* start *
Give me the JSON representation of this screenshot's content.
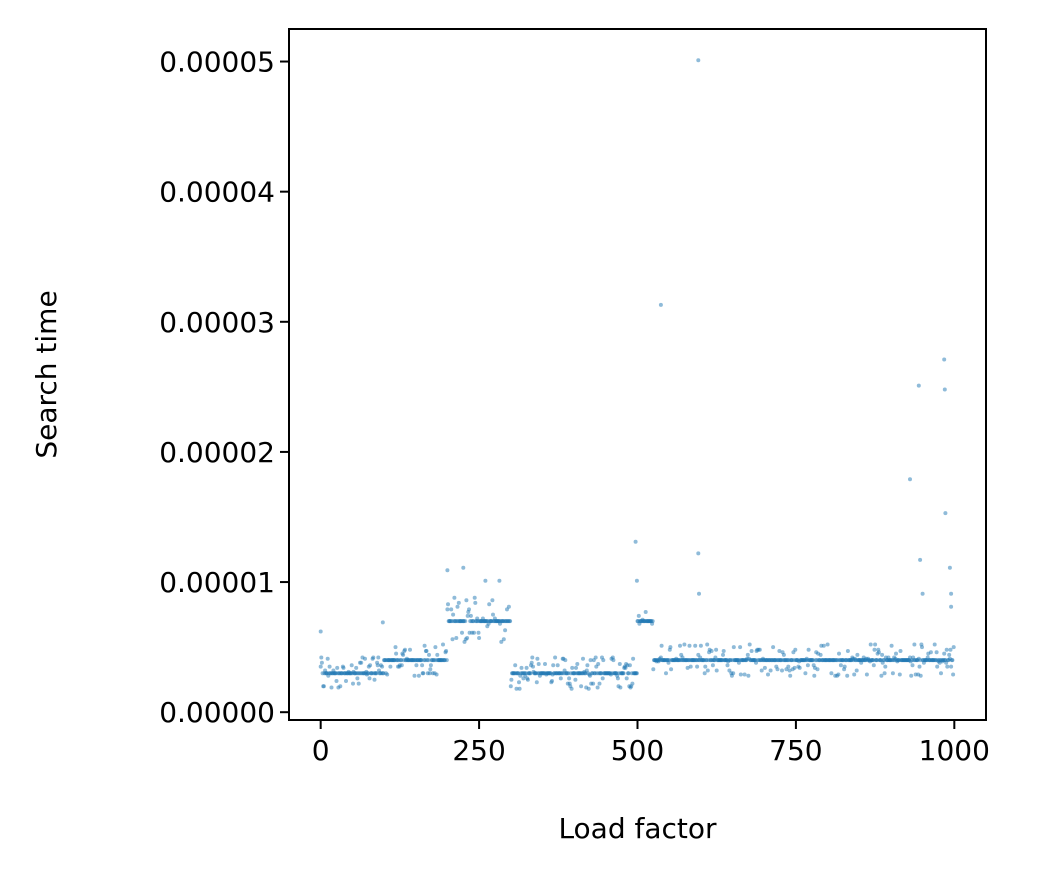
{
  "chart_data": {
    "type": "scatter",
    "title": "",
    "xlabel": "Load factor",
    "ylabel": "Search time",
    "xlim": [
      -50,
      1050
    ],
    "ylim": [
      -6e-07,
      5.25e-05
    ],
    "x_ticks": [
      0,
      250,
      500,
      750,
      1000
    ],
    "x_tick_labels": [
      "0",
      "250",
      "500",
      "750",
      "1000"
    ],
    "y_ticks": [
      0,
      1e-05,
      2e-05,
      3e-05,
      4e-05,
      5e-05
    ],
    "y_tick_labels": [
      "0.00000",
      "0.00001",
      "0.00002",
      "0.00003",
      "0.00004",
      "0.00005"
    ],
    "grid": false,
    "legend": "none",
    "marker_color": "#1f77b4",
    "segments": [
      {
        "x_range": [
          0,
          100
        ],
        "typical": 3e-06,
        "spread": 1.2e-06
      },
      {
        "x_range": [
          100,
          200
        ],
        "typical": 4e-06,
        "spread": 1.2e-06
      },
      {
        "x_range": [
          200,
          300
        ],
        "typical": 7e-06,
        "spread": 1.8e-06
      },
      {
        "x_range": [
          300,
          500
        ],
        "typical": 3e-06,
        "spread": 1.2e-06
      },
      {
        "x_range": [
          500,
          525
        ],
        "typical": 7e-06,
        "spread": 1.2e-06
      },
      {
        "x_range": [
          525,
          1000
        ],
        "typical": 4e-06,
        "spread": 1.2e-06
      }
    ],
    "outliers": [
      {
        "x": 0,
        "y": 6.2e-06
      },
      {
        "x": 98,
        "y": 6.9e-06
      },
      {
        "x": 200,
        "y": 1.09e-05
      },
      {
        "x": 225,
        "y": 1.11e-05
      },
      {
        "x": 260,
        "y": 1.01e-05
      },
      {
        "x": 282,
        "y": 1.01e-05
      },
      {
        "x": 497,
        "y": 1.31e-05
      },
      {
        "x": 499,
        "y": 1.01e-05
      },
      {
        "x": 537,
        "y": 3.13e-05
      },
      {
        "x": 596,
        "y": 5.01e-05
      },
      {
        "x": 596,
        "y": 1.22e-05
      },
      {
        "x": 597,
        "y": 9.1e-06
      },
      {
        "x": 930,
        "y": 1.79e-05
      },
      {
        "x": 944,
        "y": 2.51e-05
      },
      {
        "x": 946,
        "y": 1.17e-05
      },
      {
        "x": 950,
        "y": 9.1e-06
      },
      {
        "x": 984,
        "y": 2.71e-05
      },
      {
        "x": 985,
        "y": 2.48e-05
      },
      {
        "x": 986,
        "y": 1.53e-05
      },
      {
        "x": 993,
        "y": 1.11e-05
      },
      {
        "x": 995,
        "y": 9.1e-06
      },
      {
        "x": 995,
        "y": 8.1e-06
      }
    ]
  }
}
* end *
• TASK DESCRIPTION: Your copy of the data above should match it exactly, except that pictures are left out.

• TASK SOLUTION:
Give me the JSON representation of this screenshot's content.
{
  "chart_data": {
    "type": "scatter",
    "title": "",
    "xlabel": "Load factor",
    "ylabel": "Search time",
    "xlim": [
      -50,
      1050
    ],
    "ylim": [
      -6e-07,
      5.25e-05
    ],
    "x_ticks": [
      0,
      250,
      500,
      750,
      1000
    ],
    "x_tick_labels": [
      "0",
      "250",
      "500",
      "750",
      "1000"
    ],
    "y_ticks": [
      0,
      1e-05,
      2e-05,
      3e-05,
      4e-05,
      5e-05
    ],
    "y_tick_labels": [
      "0.00000",
      "0.00001",
      "0.00002",
      "0.00003",
      "0.00004",
      "0.00005"
    ],
    "grid": false,
    "legend": "none",
    "marker_color": "#1f77b4",
    "segments": [
      {
        "x_range": [
          0,
          100
        ],
        "typical": 3e-06,
        "spread": 1.2e-06
      },
      {
        "x_range": [
          100,
          200
        ],
        "typical": 4e-06,
        "spread": 1.2e-06
      },
      {
        "x_range": [
          200,
          300
        ],
        "typical": 7e-06,
        "spread": 1.8e-06
      },
      {
        "x_range": [
          300,
          500
        ],
        "typical": 3e-06,
        "spread": 1.2e-06
      },
      {
        "x_range": [
          500,
          525
        ],
        "typical": 7e-06,
        "spread": 1.2e-06
      },
      {
        "x_range": [
          525,
          1000
        ],
        "typical": 4e-06,
        "spread": 1.2e-06
      }
    ],
    "outliers": [
      {
        "x": 0,
        "y": 6.2e-06
      },
      {
        "x": 98,
        "y": 6.9e-06
      },
      {
        "x": 200,
        "y": 1.09e-05
      },
      {
        "x": 225,
        "y": 1.11e-05
      },
      {
        "x": 260,
        "y": 1.01e-05
      },
      {
        "x": 282,
        "y": 1.01e-05
      },
      {
        "x": 497,
        "y": 1.31e-05
      },
      {
        "x": 499,
        "y": 1.01e-05
      },
      {
        "x": 537,
        "y": 3.13e-05
      },
      {
        "x": 596,
        "y": 5.01e-05
      },
      {
        "x": 596,
        "y": 1.22e-05
      },
      {
        "x": 597,
        "y": 9.1e-06
      },
      {
        "x": 930,
        "y": 1.79e-05
      },
      {
        "x": 944,
        "y": 2.51e-05
      },
      {
        "x": 946,
        "y": 1.17e-05
      },
      {
        "x": 950,
        "y": 9.1e-06
      },
      {
        "x": 984,
        "y": 2.71e-05
      },
      {
        "x": 985,
        "y": 2.48e-05
      },
      {
        "x": 986,
        "y": 1.53e-05
      },
      {
        "x": 993,
        "y": 1.11e-05
      },
      {
        "x": 995,
        "y": 9.1e-06
      },
      {
        "x": 995,
        "y": 8.1e-06
      }
    ]
  }
}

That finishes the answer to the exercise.